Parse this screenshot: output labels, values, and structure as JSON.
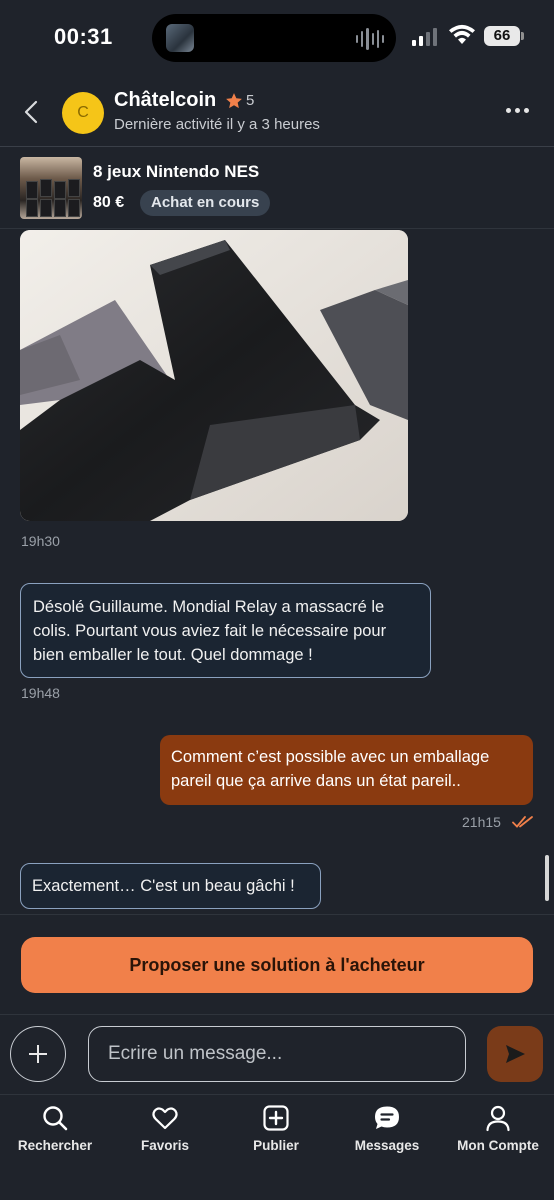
{
  "status_bar": {
    "time": "00:31",
    "battery": "66"
  },
  "header": {
    "avatar_letter": "C",
    "seller_name": "Châtelcoin",
    "rating": "5",
    "last_activity": "Dernière activité il y a 3 heures"
  },
  "product": {
    "title": "8 jeux Nintendo NES",
    "price": "80 €",
    "status": "Achat en cours"
  },
  "messages": [
    {
      "type": "image",
      "time": "19h30"
    },
    {
      "type": "incoming",
      "text": "Désolé Guillaume. Mondial Relay a massacré le colis. Pourtant vous aviez fait le nécessaire pour bien emballer le tout. Quel dommage !",
      "time": "19h48"
    },
    {
      "type": "outgoing",
      "text": "Comment c’est possible avec un emballage pareil que ça arrive dans un état pareil..",
      "time": "21h15"
    },
    {
      "type": "incoming",
      "text": "Exactement… C'est un beau gâchi !"
    }
  ],
  "actions": {
    "propose_label": "Proposer une solution à l'acheteur"
  },
  "composer": {
    "placeholder": "Ecrire un message..."
  },
  "tabbar": {
    "items": [
      {
        "label": "Rechercher",
        "icon": "search-icon"
      },
      {
        "label": "Favoris",
        "icon": "heart-icon"
      },
      {
        "label": "Publier",
        "icon": "plus-square-icon"
      },
      {
        "label": "Messages",
        "icon": "chat-icon"
      },
      {
        "label": "Mon Compte",
        "icon": "person-icon"
      }
    ]
  },
  "colors": {
    "background": "#1f232b",
    "accent": "#f1804a",
    "outgoing_bubble": "#8a3a10",
    "incoming_border": "#8aa1bf",
    "read_check": "#f1804a",
    "star": "#f1804a"
  }
}
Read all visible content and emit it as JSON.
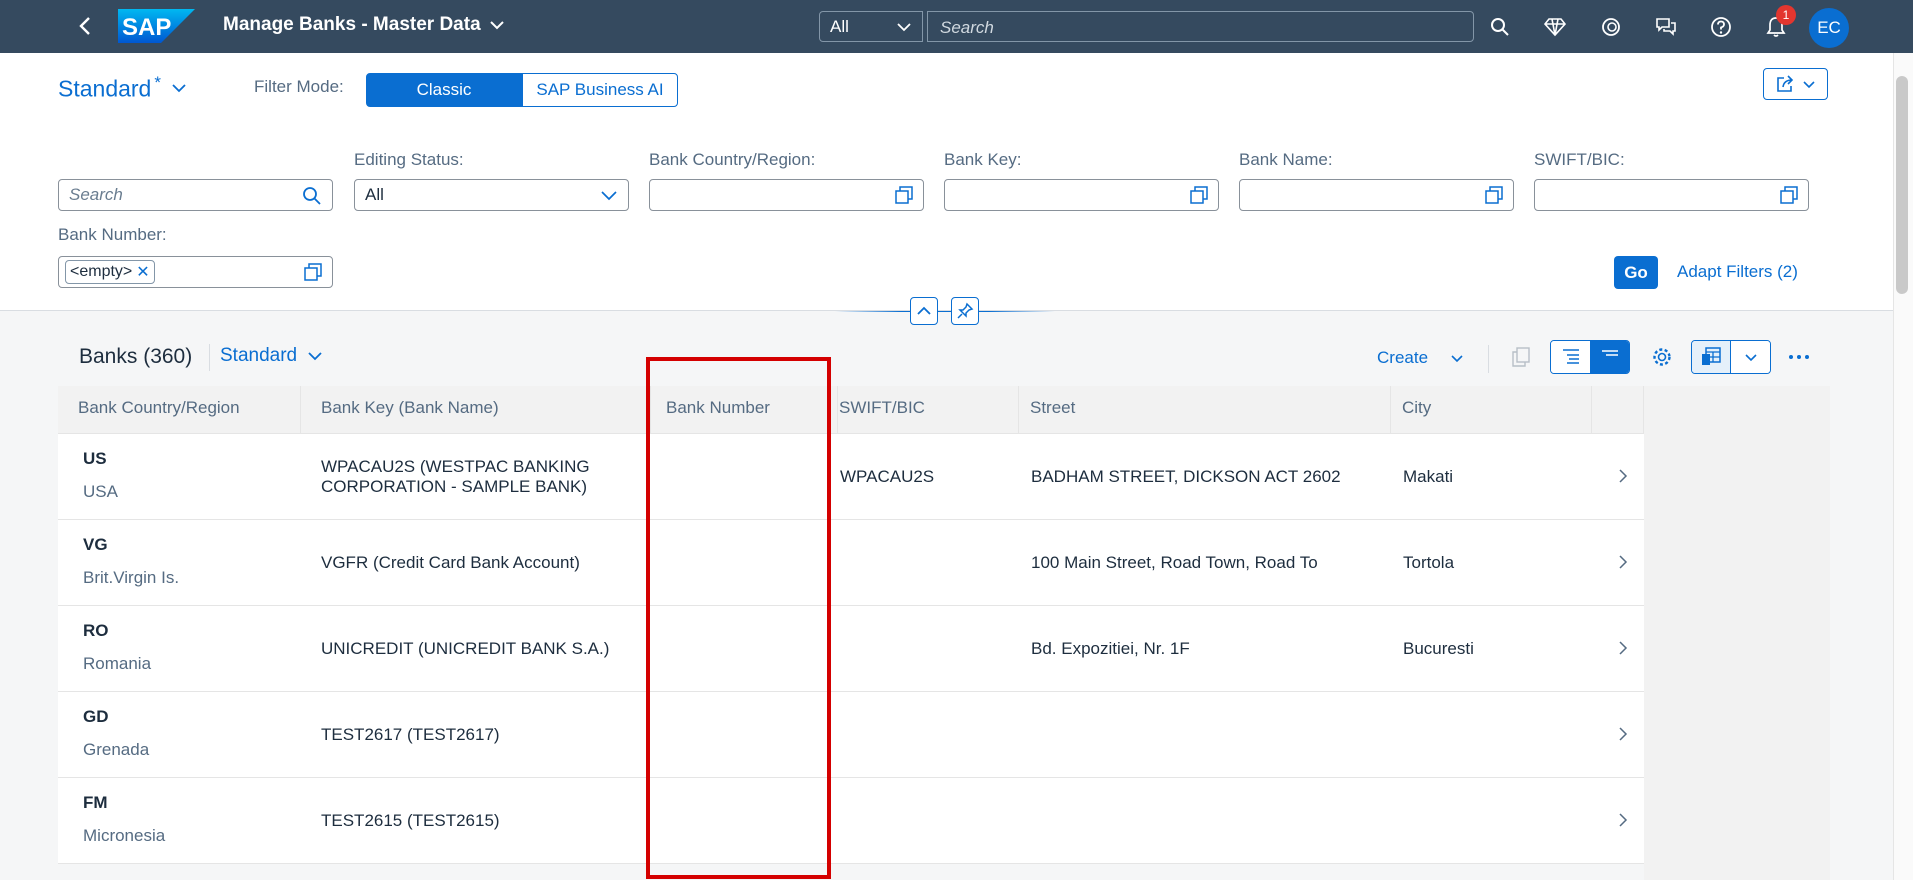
{
  "shell": {
    "logo_text": "SAP",
    "app_title": "Manage Banks - Master Data",
    "search_scope": "All",
    "search_placeholder": "Search",
    "notification_count": "1",
    "avatar_initials": "EC"
  },
  "header": {
    "variant_name": "Standard",
    "variant_modified": "*",
    "filter_mode_label": "Filter Mode:",
    "filter_modes": [
      "Classic",
      "SAP Business AI"
    ]
  },
  "filters": {
    "search_placeholder": "Search",
    "editing_status_label": "Editing Status:",
    "editing_status_value": "All",
    "bank_country_label": "Bank Country/Region:",
    "bank_key_label": "Bank Key:",
    "bank_name_label": "Bank Name:",
    "swift_label": "SWIFT/BIC:",
    "bank_number_label": "Bank Number:",
    "bank_number_token": "<empty>",
    "go_label": "Go",
    "adapt_filters_label": "Adapt Filters (2)"
  },
  "table": {
    "title": "Banks (360)",
    "variant": "Standard",
    "create_label": "Create",
    "columns": [
      "Bank Country/Region",
      "Bank Key (Bank Name)",
      "Bank Number",
      "SWIFT/BIC",
      "Street",
      "City"
    ],
    "rows": [
      {
        "code": "US",
        "country": "USA",
        "bank_key": "WPACAU2S (WESTPAC BANKING CORPORATION - SAMPLE BANK)",
        "bank_number": "",
        "swift": "WPACAU2S",
        "street": "BADHAM STREET, DICKSON ACT 2602",
        "city": "Makati"
      },
      {
        "code": "VG",
        "country": "Brit.Virgin Is.",
        "bank_key": "VGFR (Credit Card Bank Account)",
        "bank_number": "",
        "swift": "",
        "street": "100 Main Street, Road Town, Road To",
        "city": "Tortola"
      },
      {
        "code": "RO",
        "country": "Romania",
        "bank_key": "UNICREDIT (UNICREDIT BANK S.A.)",
        "bank_number": "",
        "swift": "",
        "street": "Bd. Expozitiei, Nr. 1F",
        "city": "Bucuresti"
      },
      {
        "code": "GD",
        "country": "Grenada",
        "bank_key": "TEST2617 (TEST2617)",
        "bank_number": "",
        "swift": "",
        "street": "",
        "city": ""
      },
      {
        "code": "FM",
        "country": "Micronesia",
        "bank_key": "TEST2615 (TEST2615)",
        "bank_number": "",
        "swift": "",
        "street": "",
        "city": ""
      }
    ]
  },
  "colors": {
    "shell_bg": "#354a5f",
    "accent": "#0a6ed1",
    "highlight": "#d40000",
    "notification_badge": "#e3362f"
  }
}
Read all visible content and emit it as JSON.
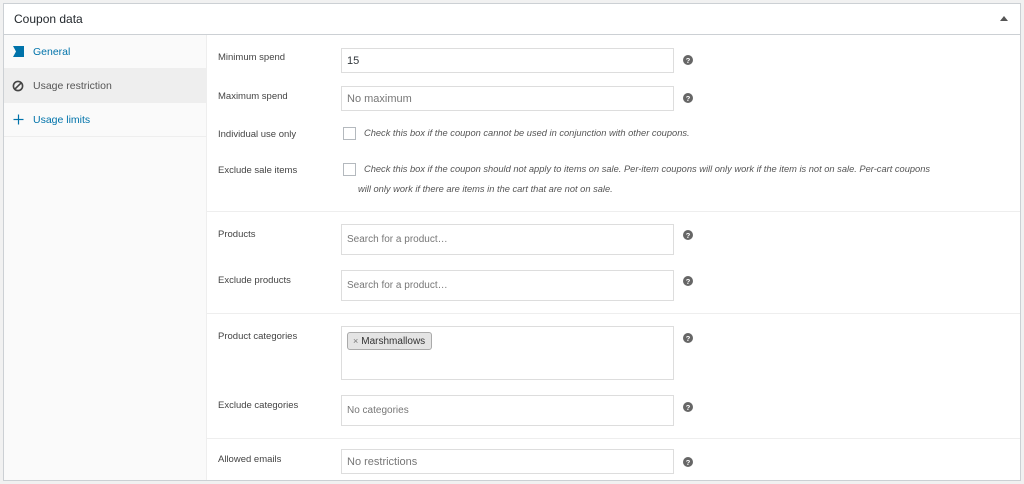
{
  "panel": {
    "title": "Coupon data"
  },
  "tabs": [
    {
      "label": "General"
    },
    {
      "label": "Usage restriction"
    },
    {
      "label": "Usage limits"
    }
  ],
  "fields": {
    "minimum_spend": {
      "label": "Minimum spend",
      "value": "15"
    },
    "maximum_spend": {
      "label": "Maximum spend",
      "placeholder": "No maximum"
    },
    "individual_use": {
      "label": "Individual use only",
      "description": "Check this box if the coupon cannot be used in conjunction with other coupons."
    },
    "exclude_sale": {
      "label": "Exclude sale items",
      "description_line1": "Check this box if the coupon should not apply to items on sale. Per-item coupons will only work if the item is not on sale. Per-cart coupons",
      "description_line2": "will only work if there are items in the cart that are not on sale."
    },
    "products": {
      "label": "Products",
      "placeholder": "Search for a product…"
    },
    "exclude_products": {
      "label": "Exclude products",
      "placeholder": "Search for a product…"
    },
    "product_categories": {
      "label": "Product categories",
      "chip": "Marshmallows",
      "chip_remove": "×"
    },
    "exclude_categories": {
      "label": "Exclude categories",
      "placeholder": "No categories"
    },
    "allowed_emails": {
      "label": "Allowed emails",
      "placeholder": "No restrictions"
    }
  },
  "help_glyph": "?"
}
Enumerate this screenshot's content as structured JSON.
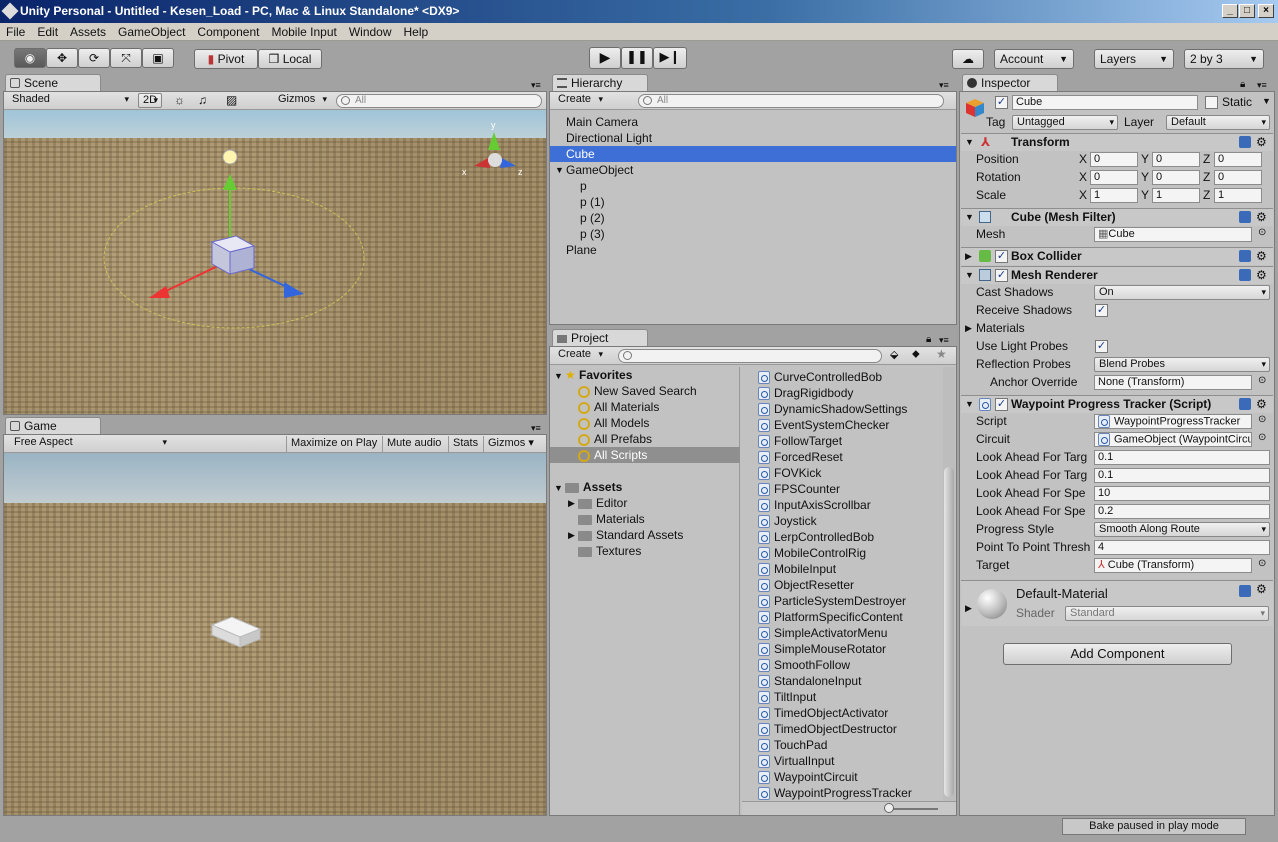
{
  "window": {
    "title": "Unity Personal - Untitled - Kesen_Load - PC, Mac & Linux Standalone* <DX9>"
  },
  "menu": [
    "File",
    "Edit",
    "Assets",
    "GameObject",
    "Component",
    "Mobile Input",
    "Window",
    "Help"
  ],
  "toolbar": {
    "pivot": "Pivot",
    "local": "Local",
    "account": "Account",
    "layers": "Layers",
    "layout": "2 by 3"
  },
  "scene": {
    "tab": "Scene",
    "shading": "Shaded",
    "mode2d": "2D",
    "gizmos": "Gizmos",
    "search_placeholder": "All"
  },
  "game": {
    "tab": "Game",
    "aspect": "Free Aspect",
    "maximize": "Maximize on Play",
    "mute": "Mute audio",
    "stats": "Stats",
    "gizmos": "Gizmos"
  },
  "hierarchy": {
    "tab": "Hierarchy",
    "create": "Create",
    "search_placeholder": "All",
    "items": [
      {
        "label": "Main Camera",
        "indent": 0,
        "selected": false
      },
      {
        "label": "Directional Light",
        "indent": 0,
        "selected": false
      },
      {
        "label": "Cube",
        "indent": 0,
        "selected": true
      },
      {
        "label": "GameObject",
        "indent": 0,
        "selected": false,
        "expanded": true
      },
      {
        "label": "p",
        "indent": 1,
        "selected": false
      },
      {
        "label": "p (1)",
        "indent": 1,
        "selected": false
      },
      {
        "label": "p (2)",
        "indent": 1,
        "selected": false
      },
      {
        "label": "p (3)",
        "indent": 1,
        "selected": false
      },
      {
        "label": "Plane",
        "indent": 0,
        "selected": false
      }
    ]
  },
  "project": {
    "tab": "Project",
    "create": "Create",
    "favorites_label": "Favorites",
    "favorites": [
      "New Saved Search",
      "All Materials",
      "All Models",
      "All Prefabs",
      "All Scripts"
    ],
    "assets_label": "Assets",
    "assets": [
      "Editor",
      "Materials",
      "Standard Assets",
      "Textures"
    ],
    "scripts": [
      "CurveControlledBob",
      "DragRigidbody",
      "DynamicShadowSettings",
      "EventSystemChecker",
      "FollowTarget",
      "ForcedReset",
      "FOVKick",
      "FPSCounter",
      "InputAxisScrollbar",
      "Joystick",
      "LerpControlledBob",
      "MobileControlRig",
      "MobileInput",
      "ObjectResetter",
      "ParticleSystemDestroyer",
      "PlatformSpecificContent",
      "SimpleActivatorMenu",
      "SimpleMouseRotator",
      "SmoothFollow",
      "StandaloneInput",
      "TiltInput",
      "TimedObjectActivator",
      "TimedObjectDestructor",
      "TouchPad",
      "VirtualInput",
      "WaypointCircuit",
      "WaypointProgressTracker"
    ]
  },
  "inspector": {
    "tab": "Inspector",
    "object_name": "Cube",
    "static_label": "Static",
    "tag_label": "Tag",
    "tag_value": "Untagged",
    "layer_label": "Layer",
    "layer_value": "Default",
    "transform": {
      "title": "Transform",
      "rows": [
        {
          "label": "Position",
          "x": "0",
          "y": "0",
          "z": "0"
        },
        {
          "label": "Rotation",
          "x": "0",
          "y": "0",
          "z": "0"
        },
        {
          "label": "Scale",
          "x": "1",
          "y": "1",
          "z": "1"
        }
      ]
    },
    "axis": {
      "x": "X",
      "y": "Y",
      "z": "Z"
    },
    "mesh_filter": {
      "title": "Cube (Mesh Filter)",
      "mesh_label": "Mesh",
      "mesh_value": "Cube"
    },
    "box_collider": {
      "title": "Box Collider"
    },
    "mesh_renderer": {
      "title": "Mesh Renderer",
      "cast_shadows_label": "Cast Shadows",
      "cast_shadows_value": "On",
      "receive_shadows_label": "Receive Shadows",
      "materials_label": "Materials",
      "light_probes_label": "Use Light Probes",
      "reflection_label": "Reflection Probes",
      "reflection_value": "Blend Probes",
      "anchor_label": "Anchor Override",
      "anchor_value": "None (Transform)"
    },
    "waypoint": {
      "title": "Waypoint Progress Tracker (Script)",
      "script_label": "Script",
      "script_value": "WaypointProgressTracker",
      "circuit_label": "Circuit",
      "circuit_value": "GameObject (WaypointCircuit)",
      "la1_label": "Look Ahead For Targ",
      "la1_value": "0.1",
      "la2_label": "Look Ahead For Targ",
      "la2_value": "0.1",
      "la3_label": "Look Ahead For Spe",
      "la3_value": "10",
      "la4_label": "Look Ahead For Spe",
      "la4_value": "0.2",
      "style_label": "Progress Style",
      "style_value": "Smooth Along Route",
      "ptp_label": "Point To Point Thresh",
      "ptp_value": "4",
      "target_label": "Target",
      "target_value": "Cube (Transform)"
    },
    "material": {
      "name": "Default-Material",
      "shader_label": "Shader",
      "shader_value": "Standard"
    },
    "add_component": "Add Component"
  },
  "status": {
    "bake": "Bake paused in play mode"
  }
}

WORK TO COMPLETE: Extract from the data every line where "this" shows up.

EXERCISE ANSWER:
Parse this screenshot: output labels, values, and structure as JSON.
      "description": "Check this box if the coupon cannot be used in conjunction with other coupons."
      "description_line1": "Check this box if the coupon should not apply to items on sale. Per-item coupons will only work if the item is not on sale. Per-cart coupons",
Enumerate this screenshot's content as structured JSON.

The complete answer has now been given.